◆ **SET PROBLEM**:
Repeat each line exactly as it is written.

Records that describe figures:
—————
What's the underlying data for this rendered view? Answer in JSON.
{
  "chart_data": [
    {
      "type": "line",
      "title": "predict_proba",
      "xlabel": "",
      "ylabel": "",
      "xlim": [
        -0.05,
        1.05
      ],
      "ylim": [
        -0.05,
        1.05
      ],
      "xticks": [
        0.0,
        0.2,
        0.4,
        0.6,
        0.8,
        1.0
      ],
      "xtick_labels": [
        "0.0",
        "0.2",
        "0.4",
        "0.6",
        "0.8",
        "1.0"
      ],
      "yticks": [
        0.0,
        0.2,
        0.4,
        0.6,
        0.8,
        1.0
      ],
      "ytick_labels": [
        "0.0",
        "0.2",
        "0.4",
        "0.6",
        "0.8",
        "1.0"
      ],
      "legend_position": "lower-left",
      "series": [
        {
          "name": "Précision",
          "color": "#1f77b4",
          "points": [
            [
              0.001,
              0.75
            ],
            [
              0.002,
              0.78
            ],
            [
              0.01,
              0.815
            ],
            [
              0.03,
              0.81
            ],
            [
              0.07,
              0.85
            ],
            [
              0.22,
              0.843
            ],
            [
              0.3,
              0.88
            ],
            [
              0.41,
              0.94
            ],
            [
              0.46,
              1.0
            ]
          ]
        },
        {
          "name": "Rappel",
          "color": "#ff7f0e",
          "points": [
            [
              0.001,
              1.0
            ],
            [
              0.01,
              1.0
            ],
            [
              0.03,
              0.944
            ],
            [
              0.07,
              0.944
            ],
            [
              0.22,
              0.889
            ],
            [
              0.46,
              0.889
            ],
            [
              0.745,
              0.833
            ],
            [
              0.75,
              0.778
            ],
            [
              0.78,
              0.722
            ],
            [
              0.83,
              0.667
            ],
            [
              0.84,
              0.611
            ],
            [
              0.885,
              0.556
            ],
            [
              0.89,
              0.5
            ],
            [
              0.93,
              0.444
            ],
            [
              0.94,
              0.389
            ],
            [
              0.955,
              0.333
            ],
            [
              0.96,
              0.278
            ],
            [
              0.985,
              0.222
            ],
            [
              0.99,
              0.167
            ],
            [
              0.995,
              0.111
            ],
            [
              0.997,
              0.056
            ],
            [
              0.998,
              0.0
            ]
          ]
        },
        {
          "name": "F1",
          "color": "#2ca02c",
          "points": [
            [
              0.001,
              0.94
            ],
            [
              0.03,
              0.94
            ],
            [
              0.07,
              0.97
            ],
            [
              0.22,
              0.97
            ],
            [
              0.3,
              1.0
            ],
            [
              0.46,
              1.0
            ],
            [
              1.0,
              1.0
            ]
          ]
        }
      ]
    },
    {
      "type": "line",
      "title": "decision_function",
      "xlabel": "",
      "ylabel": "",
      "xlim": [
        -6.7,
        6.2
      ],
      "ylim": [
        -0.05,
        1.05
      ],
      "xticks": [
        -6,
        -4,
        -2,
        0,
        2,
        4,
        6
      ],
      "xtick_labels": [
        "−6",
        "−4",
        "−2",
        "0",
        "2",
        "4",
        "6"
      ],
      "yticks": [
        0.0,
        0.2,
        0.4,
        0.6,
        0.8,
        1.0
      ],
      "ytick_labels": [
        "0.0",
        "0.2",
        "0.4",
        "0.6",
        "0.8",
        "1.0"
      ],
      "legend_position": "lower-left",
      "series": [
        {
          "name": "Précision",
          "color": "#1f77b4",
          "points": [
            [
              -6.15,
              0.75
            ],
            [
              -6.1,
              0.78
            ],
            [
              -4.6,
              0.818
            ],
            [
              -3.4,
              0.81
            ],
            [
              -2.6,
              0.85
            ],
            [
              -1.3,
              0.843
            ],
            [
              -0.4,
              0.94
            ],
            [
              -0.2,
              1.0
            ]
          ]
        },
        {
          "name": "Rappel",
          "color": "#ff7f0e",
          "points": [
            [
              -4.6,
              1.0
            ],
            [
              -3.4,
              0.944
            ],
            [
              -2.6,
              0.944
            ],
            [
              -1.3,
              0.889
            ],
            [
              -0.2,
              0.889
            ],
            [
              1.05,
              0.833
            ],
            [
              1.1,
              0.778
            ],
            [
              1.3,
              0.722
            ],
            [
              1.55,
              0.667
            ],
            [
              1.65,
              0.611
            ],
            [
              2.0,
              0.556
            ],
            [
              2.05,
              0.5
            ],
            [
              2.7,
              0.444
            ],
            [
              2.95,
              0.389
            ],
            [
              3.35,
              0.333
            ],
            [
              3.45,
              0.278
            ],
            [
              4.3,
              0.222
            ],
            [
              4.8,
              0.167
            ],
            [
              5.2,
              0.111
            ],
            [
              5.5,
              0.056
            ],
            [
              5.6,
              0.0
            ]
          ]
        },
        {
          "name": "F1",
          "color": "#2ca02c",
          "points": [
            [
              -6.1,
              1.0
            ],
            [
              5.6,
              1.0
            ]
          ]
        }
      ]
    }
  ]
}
—————
◆ **FULL OUTPUT**:
What's the underlying data for this rendered view? Answer in JSON.
{
  "chart_data": [
    {
      "type": "line",
      "title": "predict_proba",
      "xlabel": "",
      "ylabel": "",
      "xlim": [
        -0.05,
        1.05
      ],
      "ylim": [
        -0.05,
        1.05
      ],
      "xticks": [
        0.0,
        0.2,
        0.4,
        0.6,
        0.8,
        1.0
      ],
      "xtick_labels": [
        "0.0",
        "0.2",
        "0.4",
        "0.6",
        "0.8",
        "1.0"
      ],
      "yticks": [
        0.0,
        0.2,
        0.4,
        0.6,
        0.8,
        1.0
      ],
      "ytick_labels": [
        "0.0",
        "0.2",
        "0.4",
        "0.6",
        "0.8",
        "1.0"
      ],
      "legend_position": "lower-left",
      "series": [
        {
          "name": "Précision",
          "color": "#1f77b4",
          "points": [
            [
              0.001,
              0.75
            ],
            [
              0.002,
              0.78
            ],
            [
              0.01,
              0.815
            ],
            [
              0.03,
              0.81
            ],
            [
              0.07,
              0.85
            ],
            [
              0.22,
              0.843
            ],
            [
              0.3,
              0.88
            ],
            [
              0.41,
              0.94
            ],
            [
              0.46,
              1.0
            ]
          ]
        },
        {
          "name": "Rappel",
          "color": "#ff7f0e",
          "points": [
            [
              0.001,
              1.0
            ],
            [
              0.01,
              1.0
            ],
            [
              0.03,
              0.944
            ],
            [
              0.07,
              0.944
            ],
            [
              0.22,
              0.889
            ],
            [
              0.46,
              0.889
            ],
            [
              0.745,
              0.833
            ],
            [
              0.75,
              0.778
            ],
            [
              0.78,
              0.722
            ],
            [
              0.83,
              0.667
            ],
            [
              0.84,
              0.611
            ],
            [
              0.885,
              0.556
            ],
            [
              0.89,
              0.5
            ],
            [
              0.93,
              0.444
            ],
            [
              0.94,
              0.389
            ],
            [
              0.955,
              0.333
            ],
            [
              0.96,
              0.278
            ],
            [
              0.985,
              0.222
            ],
            [
              0.99,
              0.167
            ],
            [
              0.995,
              0.111
            ],
            [
              0.997,
              0.056
            ],
            [
              0.998,
              0.0
            ]
          ]
        },
        {
          "name": "F1",
          "color": "#2ca02c",
          "points": [
            [
              0.001,
              0.94
            ],
            [
              0.03,
              0.94
            ],
            [
              0.07,
              0.97
            ],
            [
              0.22,
              0.97
            ],
            [
              0.3,
              1.0
            ],
            [
              0.46,
              1.0
            ],
            [
              1.0,
              1.0
            ]
          ]
        }
      ]
    },
    {
      "type": "line",
      "title": "decision_function",
      "xlabel": "",
      "ylabel": "",
      "xlim": [
        -6.7,
        6.2
      ],
      "ylim": [
        -0.05,
        1.05
      ],
      "xticks": [
        -6,
        -4,
        -2,
        0,
        2,
        4,
        6
      ],
      "xtick_labels": [
        "−6",
        "−4",
        "−2",
        "0",
        "2",
        "4",
        "6"
      ],
      "yticks": [
        0.0,
        0.2,
        0.4,
        0.6,
        0.8,
        1.0
      ],
      "ytick_labels": [
        "0.0",
        "0.2",
        "0.4",
        "0.6",
        "0.8",
        "1.0"
      ],
      "legend_position": "lower-left",
      "series": [
        {
          "name": "Précision",
          "color": "#1f77b4",
          "points": [
            [
              -6.15,
              0.75
            ],
            [
              -6.1,
              0.78
            ],
            [
              -4.6,
              0.818
            ],
            [
              -3.4,
              0.81
            ],
            [
              -2.6,
              0.85
            ],
            [
              -1.3,
              0.843
            ],
            [
              -0.4,
              0.94
            ],
            [
              -0.2,
              1.0
            ]
          ]
        },
        {
          "name": "Rappel",
          "color": "#ff7f0e",
          "points": [
            [
              -4.6,
              1.0
            ],
            [
              -3.4,
              0.944
            ],
            [
              -2.6,
              0.944
            ],
            [
              -1.3,
              0.889
            ],
            [
              -0.2,
              0.889
            ],
            [
              1.05,
              0.833
            ],
            [
              1.1,
              0.778
            ],
            [
              1.3,
              0.722
            ],
            [
              1.55,
              0.667
            ],
            [
              1.65,
              0.611
            ],
            [
              2.0,
              0.556
            ],
            [
              2.05,
              0.5
            ],
            [
              2.7,
              0.444
            ],
            [
              2.95,
              0.389
            ],
            [
              3.35,
              0.333
            ],
            [
              3.45,
              0.278
            ],
            [
              4.3,
              0.222
            ],
            [
              4.8,
              0.167
            ],
            [
              5.2,
              0.111
            ],
            [
              5.5,
              0.056
            ],
            [
              5.6,
              0.0
            ]
          ]
        },
        {
          "name": "F1",
          "color": "#2ca02c",
          "points": [
            [
              -6.1,
              1.0
            ],
            [
              5.6,
              1.0
            ]
          ]
        }
      ]
    }
  ]
}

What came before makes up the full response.